/---

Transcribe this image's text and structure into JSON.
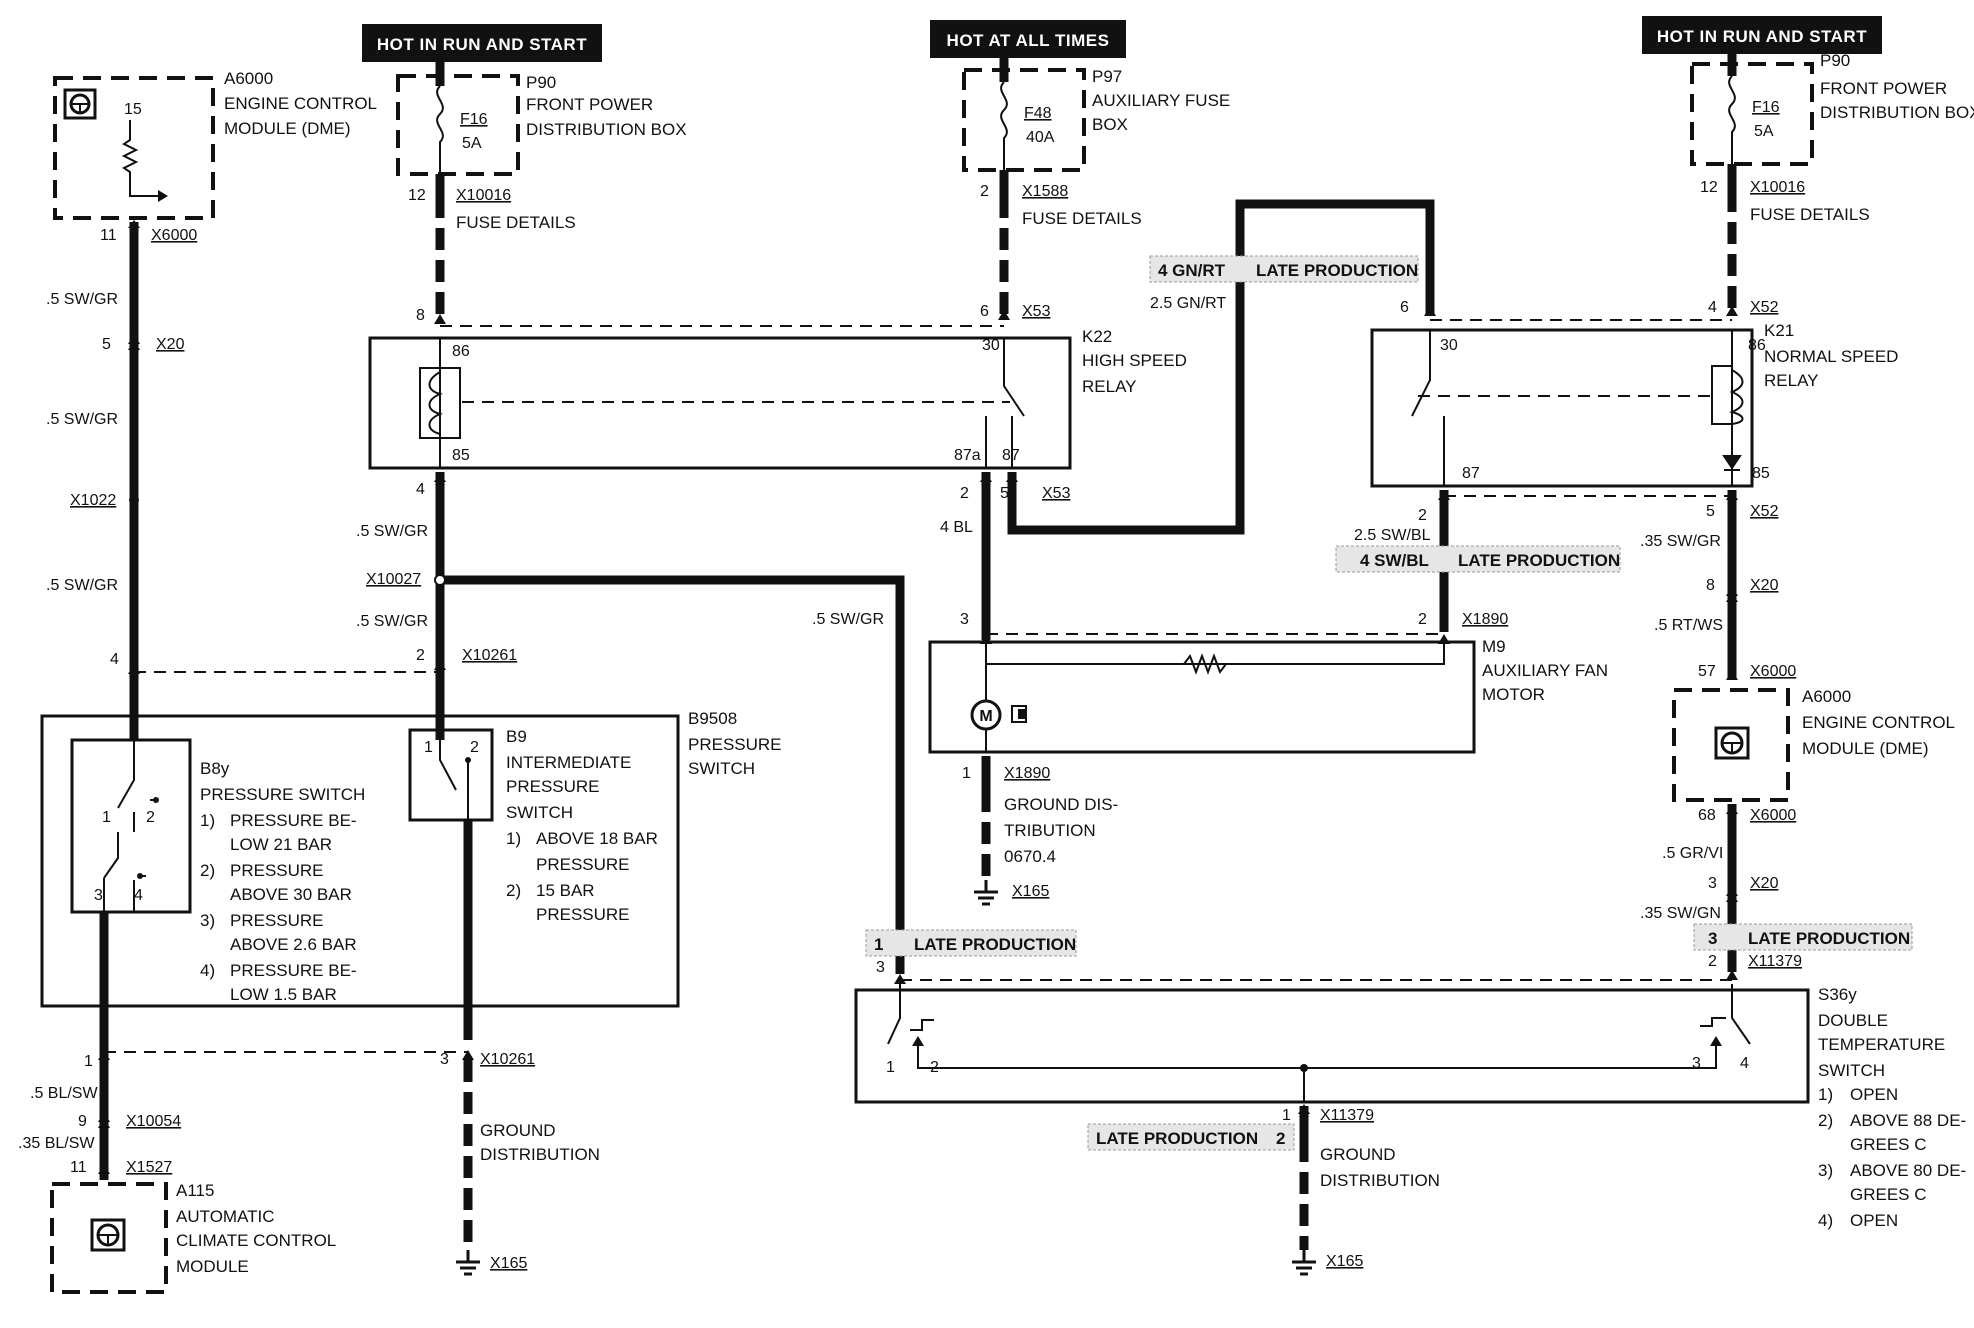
{
  "power_labels": {
    "left": "HOT IN RUN AND START",
    "middle": "HOT AT ALL TIMES",
    "right": "HOT IN RUN AND START"
  },
  "a6000_top": {
    "code": "A6000",
    "line1": "ENGINE CONTROL",
    "line2": "MODULE (DME)",
    "pin_top": "15",
    "pin": "11",
    "connector": "X6000"
  },
  "p90_left": {
    "code": "P90",
    "line1": "FRONT POWER",
    "line2": "DISTRIBUTION BOX",
    "fuse": "F16",
    "rating": "5A",
    "pin": "12",
    "connector": "X10016",
    "note": "FUSE DETAILS"
  },
  "p97": {
    "code": "P97",
    "line1": "AUXILIARY FUSE",
    "line2": "BOX",
    "fuse": "F48",
    "rating": "40A",
    "pin": "2",
    "connector": "X1588",
    "note": "FUSE DETAILS"
  },
  "p90_right": {
    "code": "P90",
    "line1": "FRONT POWER",
    "line2": "DISTRIBUTION BOX",
    "fuse": "F16",
    "rating": "5A",
    "pin": "12",
    "connector": "X10016",
    "note": "FUSE DETAILS"
  },
  "late_production": "LATE PRODUCTION",
  "wires": {
    "w_4gnrt": "4 GN/RT",
    "w_25gnrt": "2.5 GN/RT",
    "w_sw_gr": ".5 SW/GR",
    "w_4bl": "4 BL",
    "w_25swbl": "2.5 SW/BL",
    "w_4swbl": "4 SW/BL",
    "w_35swgr": ".35 SW/GR",
    "w_5rtws": ".5 RT/WS",
    "w_5grvi": ".5 GR/VI",
    "w_35swgn": ".35 SW/GN",
    "w_5blsw": ".5 BL/SW",
    "w_35blsw": ".35  BL/SW"
  },
  "connectors": {
    "x20": "X20",
    "x1022": "X1022",
    "x53": "X53",
    "x10027": "X10027",
    "x10261": "X10261",
    "x52": "X52",
    "x1890": "X1890",
    "x6000": "X6000",
    "x11379": "X11379",
    "x10054": "X10054",
    "x1527": "X1527",
    "x165": "X165"
  },
  "pins": {
    "p5": "5",
    "p4": "4",
    "p2": "2",
    "p8": "8",
    "p6": "6",
    "p3": "3",
    "p1": "1",
    "p57": "57",
    "p68": "68",
    "p9": "9",
    "p11": "11",
    "p12": "12"
  },
  "k22": {
    "code": "K22",
    "line1": "HIGH SPEED",
    "line2": "RELAY",
    "pin86": "86",
    "pin85": "85",
    "pin30": "30",
    "pin87a": "87a",
    "pin87": "87"
  },
  "k21": {
    "code": "K21",
    "line1": "NORMAL SPEED",
    "line2": "RELAY",
    "pin30": "30",
    "pin86": "86",
    "pin87": "87",
    "pin85": "85"
  },
  "m9": {
    "code": "M9",
    "line1": "AUXILIARY FAN",
    "line2": "MOTOR",
    "motor_glyph": "M"
  },
  "ground_mid": {
    "line1": "GROUND DIS-",
    "line2": "TRIBUTION",
    "line3": "0670.4"
  },
  "a6000_bottom": {
    "code": "A6000",
    "line1": "ENGINE CONTROL",
    "line2": "MODULE (DME)"
  },
  "b9508": {
    "code": "B9508",
    "line1": "PRESSURE",
    "line2": "SWITCH"
  },
  "b8y": {
    "code": "B8y",
    "title": "PRESSURE SWITCH",
    "notes": [
      {
        "num": "1)",
        "a": "PRESSURE BE-",
        "b": "LOW 21 BAR"
      },
      {
        "num": "2)",
        "a": "PRESSURE",
        "b": "ABOVE 30 BAR"
      },
      {
        "num": "3)",
        "a": "PRESSURE",
        "b": "ABOVE 2.6 BAR"
      },
      {
        "num": "4)",
        "a": "PRESSURE BE-",
        "b": "LOW 1.5 BAR"
      }
    ]
  },
  "b9": {
    "code": "B9",
    "line1": "INTERMEDIATE",
    "line2": "PRESSURE",
    "line3": "SWITCH",
    "notes": [
      {
        "num": "1)",
        "a": "ABOVE 18 BAR",
        "b": "PRESSURE"
      },
      {
        "num": "2)",
        "a": "15 BAR",
        "b": "PRESSURE"
      }
    ]
  },
  "ground_left": {
    "line1": "GROUND",
    "line2": "DISTRIBUTION"
  },
  "ground_right": {
    "line1": "GROUND",
    "line2": "DISTRIBUTION"
  },
  "a115": {
    "code": "A115",
    "line1": "AUTOMATIC",
    "line2": "CLIMATE CONTROL",
    "line3": "MODULE"
  },
  "s36y": {
    "code": "S36y",
    "line1": "DOUBLE",
    "line2": "TEMPERATURE",
    "line3": "SWITCH",
    "notes": [
      {
        "num": "1)",
        "a": "OPEN",
        "b": ""
      },
      {
        "num": "2)",
        "a": "ABOVE 88 DE-",
        "b": "GREES C"
      },
      {
        "num": "3)",
        "a": "ABOVE 80 DE-",
        "b": "GREES C"
      },
      {
        "num": "4)",
        "a": "OPEN",
        "b": ""
      }
    ]
  }
}
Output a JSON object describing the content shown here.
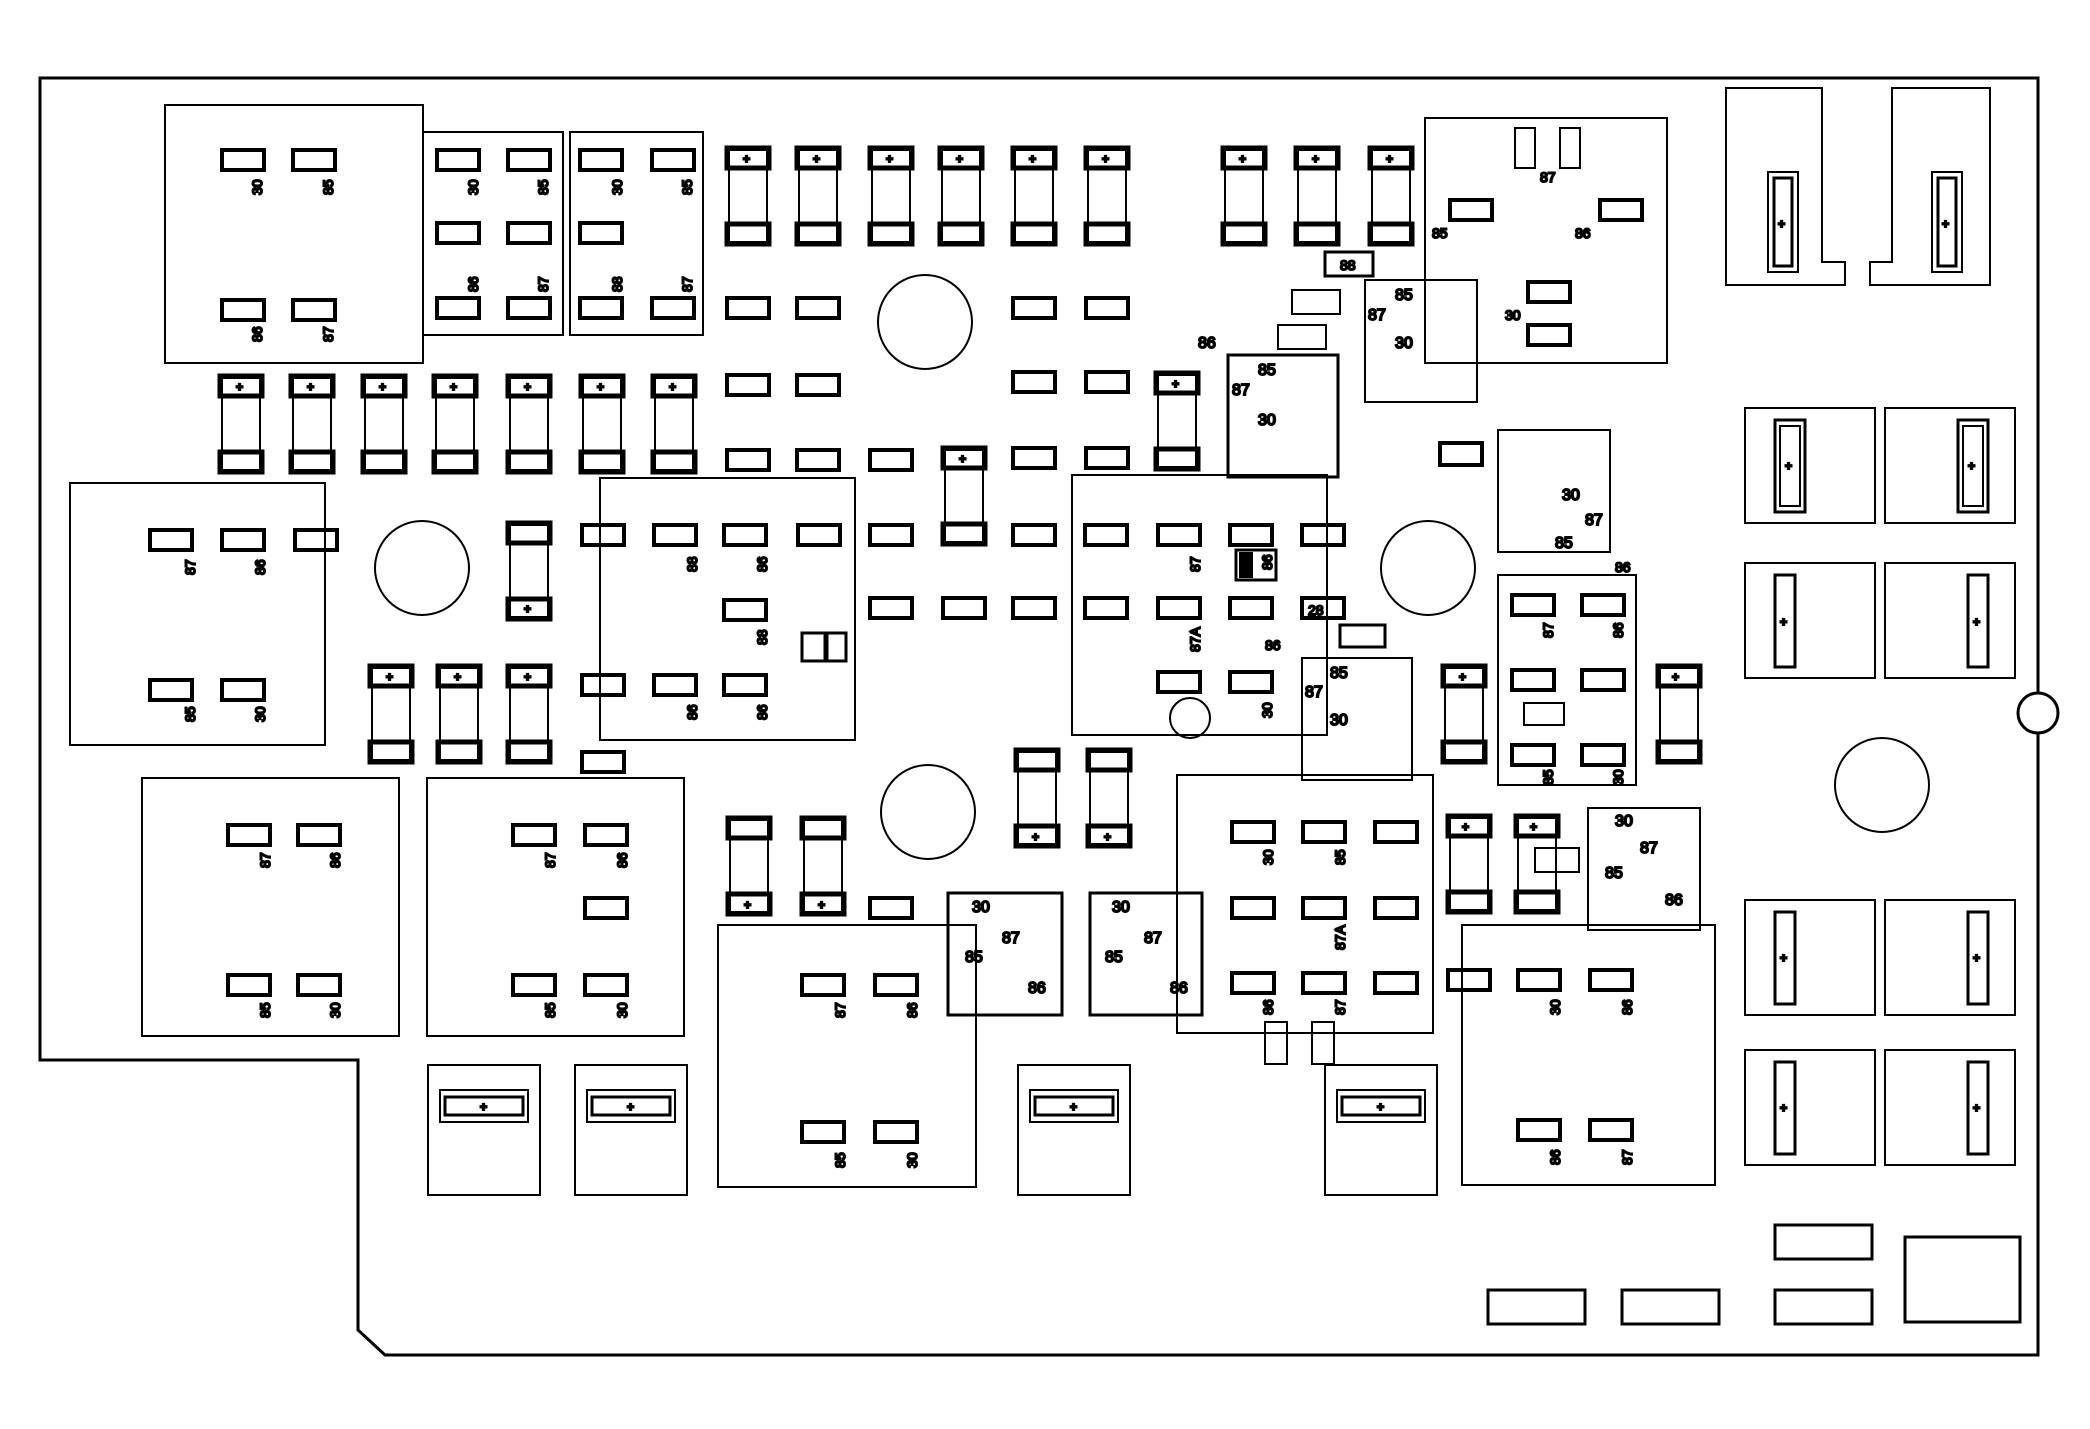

\---

Task details:
Locate all lines in the listing above with the word "JSON" and copy them.

Response to the exercise:
Transcribe this image's text and structure into JSON.
Output a JSON object describing the content shown here.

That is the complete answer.